• SET PROBLEM: Go through the listing below and gather every line with the word "data".

• THE INPUT:
....................

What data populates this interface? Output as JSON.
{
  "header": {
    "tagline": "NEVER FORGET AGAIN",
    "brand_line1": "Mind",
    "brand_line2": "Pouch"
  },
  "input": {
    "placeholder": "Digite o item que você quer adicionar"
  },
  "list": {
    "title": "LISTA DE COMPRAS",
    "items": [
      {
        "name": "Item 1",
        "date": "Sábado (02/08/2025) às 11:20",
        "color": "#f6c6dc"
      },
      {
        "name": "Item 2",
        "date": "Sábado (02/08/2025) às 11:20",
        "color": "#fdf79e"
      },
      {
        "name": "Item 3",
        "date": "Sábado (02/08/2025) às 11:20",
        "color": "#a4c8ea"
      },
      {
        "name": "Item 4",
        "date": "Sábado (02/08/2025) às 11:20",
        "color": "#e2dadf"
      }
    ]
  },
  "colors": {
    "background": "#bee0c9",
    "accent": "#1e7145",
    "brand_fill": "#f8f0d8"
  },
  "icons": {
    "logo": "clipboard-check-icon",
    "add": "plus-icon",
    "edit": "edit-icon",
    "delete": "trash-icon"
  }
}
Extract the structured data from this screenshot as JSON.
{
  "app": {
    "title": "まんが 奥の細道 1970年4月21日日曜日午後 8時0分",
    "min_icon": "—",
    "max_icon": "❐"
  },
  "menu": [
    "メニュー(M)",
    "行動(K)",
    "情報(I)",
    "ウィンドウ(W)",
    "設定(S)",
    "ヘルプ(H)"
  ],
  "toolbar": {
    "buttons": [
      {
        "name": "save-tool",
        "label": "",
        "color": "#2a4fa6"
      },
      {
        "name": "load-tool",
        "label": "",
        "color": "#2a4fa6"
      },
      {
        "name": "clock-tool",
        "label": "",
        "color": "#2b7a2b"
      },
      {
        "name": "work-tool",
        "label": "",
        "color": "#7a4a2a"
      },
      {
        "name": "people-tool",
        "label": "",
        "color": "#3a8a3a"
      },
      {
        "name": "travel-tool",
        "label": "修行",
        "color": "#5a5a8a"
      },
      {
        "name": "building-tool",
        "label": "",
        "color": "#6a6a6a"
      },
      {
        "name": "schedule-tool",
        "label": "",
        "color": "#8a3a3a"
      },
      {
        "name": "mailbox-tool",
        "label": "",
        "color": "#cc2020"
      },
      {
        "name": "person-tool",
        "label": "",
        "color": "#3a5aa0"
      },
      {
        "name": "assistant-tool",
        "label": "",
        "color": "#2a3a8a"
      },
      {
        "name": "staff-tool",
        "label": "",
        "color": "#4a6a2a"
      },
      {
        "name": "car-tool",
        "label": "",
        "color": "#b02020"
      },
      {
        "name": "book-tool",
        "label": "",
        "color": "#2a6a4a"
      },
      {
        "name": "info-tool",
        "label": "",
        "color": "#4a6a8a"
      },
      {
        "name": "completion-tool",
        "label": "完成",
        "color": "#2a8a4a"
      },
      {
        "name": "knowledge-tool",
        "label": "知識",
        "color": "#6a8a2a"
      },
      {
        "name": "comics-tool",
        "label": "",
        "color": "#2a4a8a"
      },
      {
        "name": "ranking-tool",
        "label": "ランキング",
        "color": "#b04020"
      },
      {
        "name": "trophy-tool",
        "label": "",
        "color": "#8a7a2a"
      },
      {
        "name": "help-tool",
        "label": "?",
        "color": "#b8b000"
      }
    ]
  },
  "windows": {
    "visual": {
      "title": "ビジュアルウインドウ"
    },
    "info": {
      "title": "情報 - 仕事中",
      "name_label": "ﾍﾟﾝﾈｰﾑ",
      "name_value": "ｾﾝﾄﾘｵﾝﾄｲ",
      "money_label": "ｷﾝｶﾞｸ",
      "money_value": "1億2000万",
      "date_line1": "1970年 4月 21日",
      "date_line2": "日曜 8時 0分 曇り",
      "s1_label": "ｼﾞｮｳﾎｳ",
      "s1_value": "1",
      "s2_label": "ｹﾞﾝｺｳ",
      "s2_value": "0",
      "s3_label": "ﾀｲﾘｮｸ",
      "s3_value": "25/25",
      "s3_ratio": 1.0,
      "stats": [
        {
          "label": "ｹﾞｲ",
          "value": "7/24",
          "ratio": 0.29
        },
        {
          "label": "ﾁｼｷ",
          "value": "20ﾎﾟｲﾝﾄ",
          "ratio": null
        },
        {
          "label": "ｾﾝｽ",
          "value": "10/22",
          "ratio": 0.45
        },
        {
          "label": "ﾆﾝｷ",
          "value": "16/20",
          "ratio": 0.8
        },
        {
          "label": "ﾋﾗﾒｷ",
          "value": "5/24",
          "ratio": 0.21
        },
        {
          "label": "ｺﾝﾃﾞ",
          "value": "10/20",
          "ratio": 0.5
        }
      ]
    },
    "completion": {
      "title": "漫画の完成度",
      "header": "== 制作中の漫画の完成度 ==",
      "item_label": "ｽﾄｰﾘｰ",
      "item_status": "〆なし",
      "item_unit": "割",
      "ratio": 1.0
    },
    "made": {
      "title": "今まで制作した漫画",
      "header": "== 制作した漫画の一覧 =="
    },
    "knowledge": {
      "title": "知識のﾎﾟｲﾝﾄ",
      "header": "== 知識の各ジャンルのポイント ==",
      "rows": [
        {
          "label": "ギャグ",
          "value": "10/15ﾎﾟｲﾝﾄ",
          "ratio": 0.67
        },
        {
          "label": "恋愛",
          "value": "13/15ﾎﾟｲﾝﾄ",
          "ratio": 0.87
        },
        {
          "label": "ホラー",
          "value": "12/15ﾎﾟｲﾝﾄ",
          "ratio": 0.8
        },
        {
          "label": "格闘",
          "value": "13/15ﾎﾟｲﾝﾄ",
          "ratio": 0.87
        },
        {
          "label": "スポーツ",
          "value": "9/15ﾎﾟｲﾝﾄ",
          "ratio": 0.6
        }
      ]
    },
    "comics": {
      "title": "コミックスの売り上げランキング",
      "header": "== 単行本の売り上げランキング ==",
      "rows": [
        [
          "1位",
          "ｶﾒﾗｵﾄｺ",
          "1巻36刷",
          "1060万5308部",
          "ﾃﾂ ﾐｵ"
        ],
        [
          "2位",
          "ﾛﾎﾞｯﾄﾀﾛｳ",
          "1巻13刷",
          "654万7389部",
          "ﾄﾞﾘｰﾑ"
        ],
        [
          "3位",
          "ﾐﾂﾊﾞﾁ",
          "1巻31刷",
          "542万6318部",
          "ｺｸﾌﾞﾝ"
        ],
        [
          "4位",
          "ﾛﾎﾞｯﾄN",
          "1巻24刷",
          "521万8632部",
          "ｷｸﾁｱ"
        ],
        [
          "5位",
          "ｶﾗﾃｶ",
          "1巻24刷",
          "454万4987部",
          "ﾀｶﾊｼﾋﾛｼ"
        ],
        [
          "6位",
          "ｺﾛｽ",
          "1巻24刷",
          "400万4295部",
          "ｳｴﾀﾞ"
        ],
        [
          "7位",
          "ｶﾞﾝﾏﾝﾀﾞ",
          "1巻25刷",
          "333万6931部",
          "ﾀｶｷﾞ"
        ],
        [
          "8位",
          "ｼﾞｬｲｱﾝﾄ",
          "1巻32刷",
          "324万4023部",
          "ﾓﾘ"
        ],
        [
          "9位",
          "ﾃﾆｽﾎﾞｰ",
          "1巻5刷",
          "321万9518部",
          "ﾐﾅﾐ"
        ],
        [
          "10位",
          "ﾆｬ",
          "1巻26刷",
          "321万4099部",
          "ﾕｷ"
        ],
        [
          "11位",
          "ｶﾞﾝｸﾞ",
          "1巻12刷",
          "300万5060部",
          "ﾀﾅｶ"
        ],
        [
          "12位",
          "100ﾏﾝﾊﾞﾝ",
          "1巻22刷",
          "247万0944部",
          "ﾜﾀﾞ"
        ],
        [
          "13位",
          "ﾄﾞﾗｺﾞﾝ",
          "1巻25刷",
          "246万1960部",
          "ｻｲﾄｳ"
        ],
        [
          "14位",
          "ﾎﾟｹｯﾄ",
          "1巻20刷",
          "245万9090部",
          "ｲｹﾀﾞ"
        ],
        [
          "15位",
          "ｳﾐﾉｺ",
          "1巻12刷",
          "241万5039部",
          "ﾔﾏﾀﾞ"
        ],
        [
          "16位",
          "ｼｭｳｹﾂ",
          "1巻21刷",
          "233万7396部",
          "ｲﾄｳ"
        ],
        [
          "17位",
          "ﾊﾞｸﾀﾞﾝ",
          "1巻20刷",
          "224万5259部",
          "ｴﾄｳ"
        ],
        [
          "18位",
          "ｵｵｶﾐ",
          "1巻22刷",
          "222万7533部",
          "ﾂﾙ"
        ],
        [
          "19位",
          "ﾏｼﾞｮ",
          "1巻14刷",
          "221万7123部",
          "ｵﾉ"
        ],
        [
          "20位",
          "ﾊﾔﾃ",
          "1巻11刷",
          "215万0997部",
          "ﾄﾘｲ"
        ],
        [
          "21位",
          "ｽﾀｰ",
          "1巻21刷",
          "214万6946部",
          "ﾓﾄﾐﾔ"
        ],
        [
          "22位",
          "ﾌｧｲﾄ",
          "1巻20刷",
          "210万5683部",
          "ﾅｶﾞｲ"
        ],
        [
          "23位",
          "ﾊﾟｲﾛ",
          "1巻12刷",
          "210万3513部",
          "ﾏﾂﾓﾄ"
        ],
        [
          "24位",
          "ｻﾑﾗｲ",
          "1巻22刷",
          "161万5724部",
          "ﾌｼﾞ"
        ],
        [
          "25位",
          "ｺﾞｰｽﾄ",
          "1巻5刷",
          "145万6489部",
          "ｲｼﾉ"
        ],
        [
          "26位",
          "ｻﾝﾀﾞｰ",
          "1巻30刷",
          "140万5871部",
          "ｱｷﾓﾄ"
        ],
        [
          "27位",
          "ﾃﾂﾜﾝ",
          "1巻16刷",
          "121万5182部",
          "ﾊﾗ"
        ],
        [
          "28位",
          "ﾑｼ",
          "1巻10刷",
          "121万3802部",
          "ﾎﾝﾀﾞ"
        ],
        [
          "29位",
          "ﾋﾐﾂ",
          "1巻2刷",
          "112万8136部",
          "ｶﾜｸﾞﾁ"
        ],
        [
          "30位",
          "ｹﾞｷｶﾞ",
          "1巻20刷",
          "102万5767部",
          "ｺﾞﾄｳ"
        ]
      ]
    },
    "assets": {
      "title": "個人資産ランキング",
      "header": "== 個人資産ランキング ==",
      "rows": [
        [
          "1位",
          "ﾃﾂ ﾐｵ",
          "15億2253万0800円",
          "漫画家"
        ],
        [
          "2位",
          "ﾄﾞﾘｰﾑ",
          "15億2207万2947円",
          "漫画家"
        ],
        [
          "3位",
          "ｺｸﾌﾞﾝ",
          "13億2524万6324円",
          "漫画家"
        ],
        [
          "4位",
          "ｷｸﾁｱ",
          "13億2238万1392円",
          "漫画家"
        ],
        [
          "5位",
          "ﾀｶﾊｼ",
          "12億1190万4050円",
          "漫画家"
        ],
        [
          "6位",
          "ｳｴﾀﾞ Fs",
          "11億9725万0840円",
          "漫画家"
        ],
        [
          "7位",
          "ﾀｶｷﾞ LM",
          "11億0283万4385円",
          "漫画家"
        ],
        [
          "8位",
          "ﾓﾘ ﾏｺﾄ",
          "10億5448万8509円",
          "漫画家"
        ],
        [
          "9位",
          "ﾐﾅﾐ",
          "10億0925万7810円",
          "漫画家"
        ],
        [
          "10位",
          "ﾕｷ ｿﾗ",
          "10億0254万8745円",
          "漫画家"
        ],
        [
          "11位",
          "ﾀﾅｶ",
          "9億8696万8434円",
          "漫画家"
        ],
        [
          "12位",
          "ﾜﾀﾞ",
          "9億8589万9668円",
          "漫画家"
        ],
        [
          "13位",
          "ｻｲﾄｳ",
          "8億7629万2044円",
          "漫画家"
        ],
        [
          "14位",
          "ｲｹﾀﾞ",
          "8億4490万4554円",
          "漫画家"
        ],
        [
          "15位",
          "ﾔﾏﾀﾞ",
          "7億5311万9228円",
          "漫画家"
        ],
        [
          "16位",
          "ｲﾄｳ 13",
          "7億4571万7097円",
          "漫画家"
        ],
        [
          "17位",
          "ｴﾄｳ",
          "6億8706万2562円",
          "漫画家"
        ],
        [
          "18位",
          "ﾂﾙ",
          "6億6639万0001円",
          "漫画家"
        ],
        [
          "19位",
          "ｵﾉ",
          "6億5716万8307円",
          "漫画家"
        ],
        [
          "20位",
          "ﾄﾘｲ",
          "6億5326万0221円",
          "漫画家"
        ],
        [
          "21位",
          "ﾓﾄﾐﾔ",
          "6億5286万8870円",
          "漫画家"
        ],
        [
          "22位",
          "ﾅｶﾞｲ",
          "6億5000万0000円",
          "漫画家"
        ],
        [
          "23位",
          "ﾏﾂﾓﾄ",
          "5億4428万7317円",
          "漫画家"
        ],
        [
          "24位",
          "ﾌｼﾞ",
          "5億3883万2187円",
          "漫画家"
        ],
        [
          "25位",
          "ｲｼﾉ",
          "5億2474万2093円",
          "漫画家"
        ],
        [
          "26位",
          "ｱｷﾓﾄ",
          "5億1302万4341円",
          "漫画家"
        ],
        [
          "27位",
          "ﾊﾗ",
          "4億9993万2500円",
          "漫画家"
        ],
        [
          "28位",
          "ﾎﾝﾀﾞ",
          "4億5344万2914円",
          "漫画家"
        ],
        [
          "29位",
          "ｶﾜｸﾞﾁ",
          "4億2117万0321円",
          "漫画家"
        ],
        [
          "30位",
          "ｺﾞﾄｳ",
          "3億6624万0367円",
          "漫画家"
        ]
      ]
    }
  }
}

....................

• FULL SOLUTION:
What data populates this interface? Output as JSON.
Extract the structured data from this screenshot as JSON.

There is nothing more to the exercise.